Problem details: Within the material below, find each line bearing the word "ylabel" and present it.

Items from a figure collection
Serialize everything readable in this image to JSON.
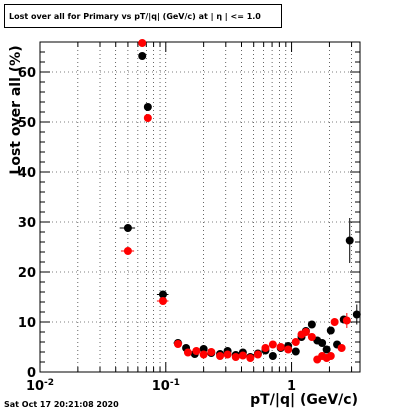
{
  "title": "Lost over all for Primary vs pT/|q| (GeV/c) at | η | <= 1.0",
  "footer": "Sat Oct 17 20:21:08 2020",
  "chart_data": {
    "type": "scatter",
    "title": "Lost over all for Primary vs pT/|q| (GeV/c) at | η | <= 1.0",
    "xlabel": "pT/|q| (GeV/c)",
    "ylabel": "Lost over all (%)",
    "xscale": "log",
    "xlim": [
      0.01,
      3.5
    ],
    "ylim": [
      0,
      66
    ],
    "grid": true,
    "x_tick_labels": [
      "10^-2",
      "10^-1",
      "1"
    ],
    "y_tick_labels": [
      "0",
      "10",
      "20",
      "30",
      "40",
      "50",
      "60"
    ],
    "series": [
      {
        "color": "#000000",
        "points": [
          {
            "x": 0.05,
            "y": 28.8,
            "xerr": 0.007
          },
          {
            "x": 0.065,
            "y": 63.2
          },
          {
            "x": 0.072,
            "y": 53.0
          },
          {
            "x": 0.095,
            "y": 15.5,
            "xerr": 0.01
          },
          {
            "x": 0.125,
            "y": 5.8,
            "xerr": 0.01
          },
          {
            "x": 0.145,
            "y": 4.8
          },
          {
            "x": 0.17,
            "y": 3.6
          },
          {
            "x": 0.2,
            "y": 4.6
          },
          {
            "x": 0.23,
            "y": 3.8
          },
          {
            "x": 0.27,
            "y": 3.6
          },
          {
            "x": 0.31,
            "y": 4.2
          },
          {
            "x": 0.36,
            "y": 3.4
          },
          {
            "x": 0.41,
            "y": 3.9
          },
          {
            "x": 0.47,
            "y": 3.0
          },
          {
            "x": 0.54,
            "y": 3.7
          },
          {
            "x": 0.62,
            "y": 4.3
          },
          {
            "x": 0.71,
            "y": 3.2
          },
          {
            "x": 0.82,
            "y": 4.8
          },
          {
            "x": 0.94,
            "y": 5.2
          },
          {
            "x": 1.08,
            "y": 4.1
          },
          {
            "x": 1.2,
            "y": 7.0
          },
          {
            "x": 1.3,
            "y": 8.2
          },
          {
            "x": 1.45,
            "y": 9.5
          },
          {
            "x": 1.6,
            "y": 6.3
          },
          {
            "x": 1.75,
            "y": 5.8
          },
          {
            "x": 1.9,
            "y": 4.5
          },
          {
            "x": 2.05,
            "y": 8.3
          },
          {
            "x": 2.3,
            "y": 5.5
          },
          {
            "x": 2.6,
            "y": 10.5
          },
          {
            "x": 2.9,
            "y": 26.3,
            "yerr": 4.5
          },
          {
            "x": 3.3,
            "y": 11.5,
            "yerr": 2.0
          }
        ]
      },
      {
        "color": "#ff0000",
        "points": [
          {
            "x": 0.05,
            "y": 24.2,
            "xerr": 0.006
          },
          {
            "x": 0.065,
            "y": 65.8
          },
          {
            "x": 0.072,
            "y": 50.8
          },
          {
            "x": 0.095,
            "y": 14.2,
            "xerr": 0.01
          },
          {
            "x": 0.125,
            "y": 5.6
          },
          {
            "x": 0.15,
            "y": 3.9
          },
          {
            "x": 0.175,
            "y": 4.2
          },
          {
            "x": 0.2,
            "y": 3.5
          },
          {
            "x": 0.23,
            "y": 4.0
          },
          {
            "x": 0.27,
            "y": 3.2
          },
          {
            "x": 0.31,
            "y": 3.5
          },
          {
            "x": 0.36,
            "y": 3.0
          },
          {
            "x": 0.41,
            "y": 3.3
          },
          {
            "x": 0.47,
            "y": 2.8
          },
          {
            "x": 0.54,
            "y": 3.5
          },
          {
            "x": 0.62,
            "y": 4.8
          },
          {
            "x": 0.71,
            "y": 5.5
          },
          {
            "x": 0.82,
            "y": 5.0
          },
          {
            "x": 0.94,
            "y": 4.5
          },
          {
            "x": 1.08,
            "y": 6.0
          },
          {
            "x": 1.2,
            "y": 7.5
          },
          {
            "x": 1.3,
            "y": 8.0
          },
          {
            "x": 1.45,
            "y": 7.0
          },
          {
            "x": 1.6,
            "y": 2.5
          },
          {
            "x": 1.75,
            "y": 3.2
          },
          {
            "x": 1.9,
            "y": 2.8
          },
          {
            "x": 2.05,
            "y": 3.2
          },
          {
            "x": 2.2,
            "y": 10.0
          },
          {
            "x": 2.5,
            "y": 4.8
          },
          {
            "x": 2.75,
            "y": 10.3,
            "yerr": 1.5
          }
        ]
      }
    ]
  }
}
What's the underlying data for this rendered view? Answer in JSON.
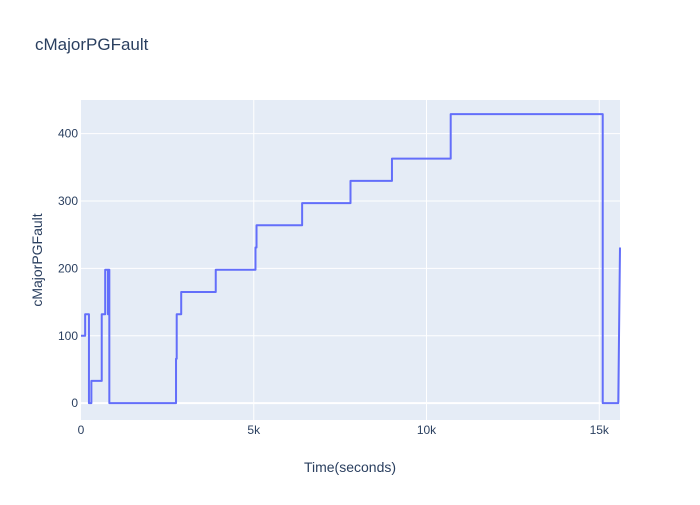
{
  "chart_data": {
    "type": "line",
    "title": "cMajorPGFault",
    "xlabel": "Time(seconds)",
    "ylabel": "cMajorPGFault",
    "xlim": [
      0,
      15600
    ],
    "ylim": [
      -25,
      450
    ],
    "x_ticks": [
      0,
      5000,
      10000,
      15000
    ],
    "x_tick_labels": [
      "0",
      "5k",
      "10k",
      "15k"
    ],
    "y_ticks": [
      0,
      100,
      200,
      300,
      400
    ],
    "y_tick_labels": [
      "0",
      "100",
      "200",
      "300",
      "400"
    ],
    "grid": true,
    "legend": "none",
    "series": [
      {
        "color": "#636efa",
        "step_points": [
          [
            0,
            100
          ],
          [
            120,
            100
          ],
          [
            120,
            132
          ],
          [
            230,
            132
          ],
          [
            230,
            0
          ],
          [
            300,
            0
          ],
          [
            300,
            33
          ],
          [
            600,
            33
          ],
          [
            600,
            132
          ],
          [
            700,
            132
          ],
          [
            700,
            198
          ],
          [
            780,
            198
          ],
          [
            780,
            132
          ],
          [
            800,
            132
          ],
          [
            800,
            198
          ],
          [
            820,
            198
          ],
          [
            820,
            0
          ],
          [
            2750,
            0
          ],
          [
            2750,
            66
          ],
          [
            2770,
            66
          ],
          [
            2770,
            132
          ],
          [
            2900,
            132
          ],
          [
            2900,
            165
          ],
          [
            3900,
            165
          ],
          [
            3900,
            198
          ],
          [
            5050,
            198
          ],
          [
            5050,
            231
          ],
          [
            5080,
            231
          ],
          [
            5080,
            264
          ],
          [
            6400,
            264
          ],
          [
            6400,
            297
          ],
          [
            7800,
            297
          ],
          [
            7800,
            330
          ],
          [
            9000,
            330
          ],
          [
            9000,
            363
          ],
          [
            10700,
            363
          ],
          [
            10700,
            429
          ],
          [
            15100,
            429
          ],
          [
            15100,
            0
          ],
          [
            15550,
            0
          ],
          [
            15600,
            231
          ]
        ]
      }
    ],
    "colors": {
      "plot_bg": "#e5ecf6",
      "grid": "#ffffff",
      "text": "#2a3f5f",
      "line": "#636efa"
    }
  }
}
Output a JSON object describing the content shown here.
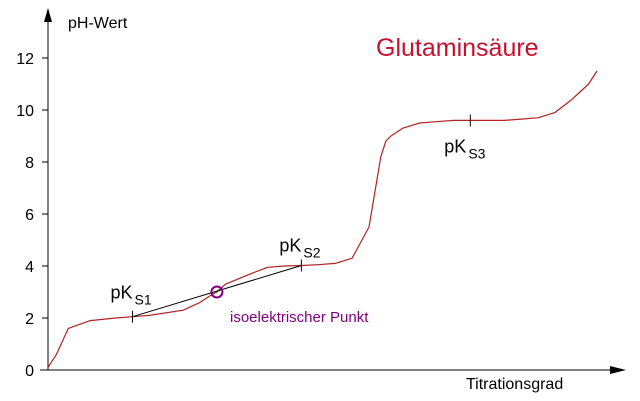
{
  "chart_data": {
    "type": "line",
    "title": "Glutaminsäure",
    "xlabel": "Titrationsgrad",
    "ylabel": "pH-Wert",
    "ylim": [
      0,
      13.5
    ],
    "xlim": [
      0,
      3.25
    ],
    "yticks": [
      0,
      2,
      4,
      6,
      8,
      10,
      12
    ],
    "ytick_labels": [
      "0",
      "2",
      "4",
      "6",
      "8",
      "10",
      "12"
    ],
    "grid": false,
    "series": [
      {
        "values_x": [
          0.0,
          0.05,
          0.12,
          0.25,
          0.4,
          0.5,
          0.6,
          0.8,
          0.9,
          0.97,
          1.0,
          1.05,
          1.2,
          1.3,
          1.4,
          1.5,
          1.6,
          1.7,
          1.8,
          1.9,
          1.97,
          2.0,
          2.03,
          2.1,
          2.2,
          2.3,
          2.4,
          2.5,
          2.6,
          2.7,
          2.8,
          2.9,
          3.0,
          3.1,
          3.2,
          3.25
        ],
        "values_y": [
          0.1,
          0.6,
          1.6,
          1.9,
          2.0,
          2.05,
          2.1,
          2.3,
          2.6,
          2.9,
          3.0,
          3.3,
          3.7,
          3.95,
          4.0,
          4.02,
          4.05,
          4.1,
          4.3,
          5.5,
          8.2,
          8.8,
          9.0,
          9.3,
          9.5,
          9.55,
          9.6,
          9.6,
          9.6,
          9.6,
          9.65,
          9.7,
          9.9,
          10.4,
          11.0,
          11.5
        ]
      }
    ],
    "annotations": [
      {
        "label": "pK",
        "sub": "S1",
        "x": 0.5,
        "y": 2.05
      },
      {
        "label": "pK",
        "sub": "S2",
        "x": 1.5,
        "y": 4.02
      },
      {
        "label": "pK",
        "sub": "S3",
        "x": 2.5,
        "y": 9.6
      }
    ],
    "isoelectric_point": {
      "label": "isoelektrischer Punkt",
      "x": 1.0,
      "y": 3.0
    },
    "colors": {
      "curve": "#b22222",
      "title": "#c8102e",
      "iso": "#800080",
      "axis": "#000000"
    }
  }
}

Correct output:
    "ylabel": "Lost over all (%)",
    "ylabel": "cMajorPGFault",
    "ylabel": "pH-Wert",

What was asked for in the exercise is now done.